• Source excerpt:
━━━━━━━━━━

After days stuck indoors, I went for a walk in a park and, rather than listen to myself, I listened to
Michael Silverblatt's interview with Ariana Reines about her new book.
Bookworm is an oasis of public discussion of novels and poetry because it discusses novels and poetry.
Reines says
A Sand Book is unusually long for a poetry title because she loves long books, books that "go beyond themselves", and she wanted to write a work that bore witness to her experience of many, various cultures, and for that experience to stay with her. Silverblatt tells the listener that Reines "travels the world seeking revelation" and her poems take the reader by the scruff of the neck to be "shocked, horrified, filled with joy". At four minutes into the show she reads a poem called
Bohemian Rhapsody. Perhaps you could listen and comment below with your thoughts in response (if only to conceal my own).
Despite wanting only to listen and not respond, when Reines said she loved books that go beyond themselves, I muttered out loud
the book is the beyond, and then couldn't help but explain this assertion to myself. Sometimes I long for the desert.

━━━━━━━━━━

• Task description: Output, word for word, the part of the post about the Bookworm interview starting with "Despite wanting only" and going on through "for the desert.". The entries come from a source unrelated to the post above.

━━━━━━━━━━

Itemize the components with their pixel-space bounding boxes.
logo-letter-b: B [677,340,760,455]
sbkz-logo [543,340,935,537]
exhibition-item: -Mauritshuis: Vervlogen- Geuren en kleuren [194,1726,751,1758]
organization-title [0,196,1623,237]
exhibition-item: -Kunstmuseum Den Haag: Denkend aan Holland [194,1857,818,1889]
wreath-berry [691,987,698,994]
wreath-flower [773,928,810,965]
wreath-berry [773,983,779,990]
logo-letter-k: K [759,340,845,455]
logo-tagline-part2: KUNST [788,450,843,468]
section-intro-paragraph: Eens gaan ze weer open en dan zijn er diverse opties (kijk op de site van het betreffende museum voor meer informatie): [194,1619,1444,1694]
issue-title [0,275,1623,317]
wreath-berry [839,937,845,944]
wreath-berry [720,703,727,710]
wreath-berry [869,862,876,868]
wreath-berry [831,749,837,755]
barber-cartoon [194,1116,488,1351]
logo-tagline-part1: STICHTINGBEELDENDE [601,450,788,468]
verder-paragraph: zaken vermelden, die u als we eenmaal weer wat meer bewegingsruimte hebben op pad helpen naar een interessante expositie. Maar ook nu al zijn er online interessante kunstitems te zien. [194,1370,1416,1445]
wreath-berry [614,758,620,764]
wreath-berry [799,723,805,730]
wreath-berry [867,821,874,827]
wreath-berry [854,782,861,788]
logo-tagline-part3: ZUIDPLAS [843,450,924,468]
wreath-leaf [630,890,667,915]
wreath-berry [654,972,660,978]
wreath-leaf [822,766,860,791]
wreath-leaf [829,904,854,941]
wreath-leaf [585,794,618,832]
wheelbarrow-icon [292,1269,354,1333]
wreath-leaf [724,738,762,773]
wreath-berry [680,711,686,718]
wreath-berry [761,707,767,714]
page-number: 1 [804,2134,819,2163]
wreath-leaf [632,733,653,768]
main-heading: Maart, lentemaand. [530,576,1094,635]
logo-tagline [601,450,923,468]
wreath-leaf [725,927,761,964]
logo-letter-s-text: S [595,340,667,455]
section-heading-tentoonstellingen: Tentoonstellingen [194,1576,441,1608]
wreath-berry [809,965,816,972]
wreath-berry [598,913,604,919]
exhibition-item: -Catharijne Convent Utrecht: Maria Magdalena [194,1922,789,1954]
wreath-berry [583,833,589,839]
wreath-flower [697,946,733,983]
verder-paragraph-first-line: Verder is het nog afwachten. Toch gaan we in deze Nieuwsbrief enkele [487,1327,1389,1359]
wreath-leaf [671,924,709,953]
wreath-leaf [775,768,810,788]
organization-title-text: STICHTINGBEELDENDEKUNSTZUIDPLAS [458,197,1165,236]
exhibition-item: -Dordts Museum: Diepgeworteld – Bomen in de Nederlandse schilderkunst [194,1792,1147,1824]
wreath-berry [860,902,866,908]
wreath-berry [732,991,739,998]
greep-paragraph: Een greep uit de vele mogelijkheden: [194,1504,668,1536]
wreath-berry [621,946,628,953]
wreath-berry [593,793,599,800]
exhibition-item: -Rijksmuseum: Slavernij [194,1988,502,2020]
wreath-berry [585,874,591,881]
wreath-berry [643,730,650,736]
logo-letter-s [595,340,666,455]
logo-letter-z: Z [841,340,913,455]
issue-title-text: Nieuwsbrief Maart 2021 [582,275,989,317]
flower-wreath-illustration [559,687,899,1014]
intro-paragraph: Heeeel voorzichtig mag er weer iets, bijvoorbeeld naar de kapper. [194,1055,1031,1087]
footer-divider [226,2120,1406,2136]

━━━━━━━━━━

• Written response:
Despite wanting only to listen and not respond, when Reines said she loved books that go beyond themselves, I muttered out loud
the book is the beyond, and then couldn't help but explain this assertion to myself. Sometimes I long for the desert.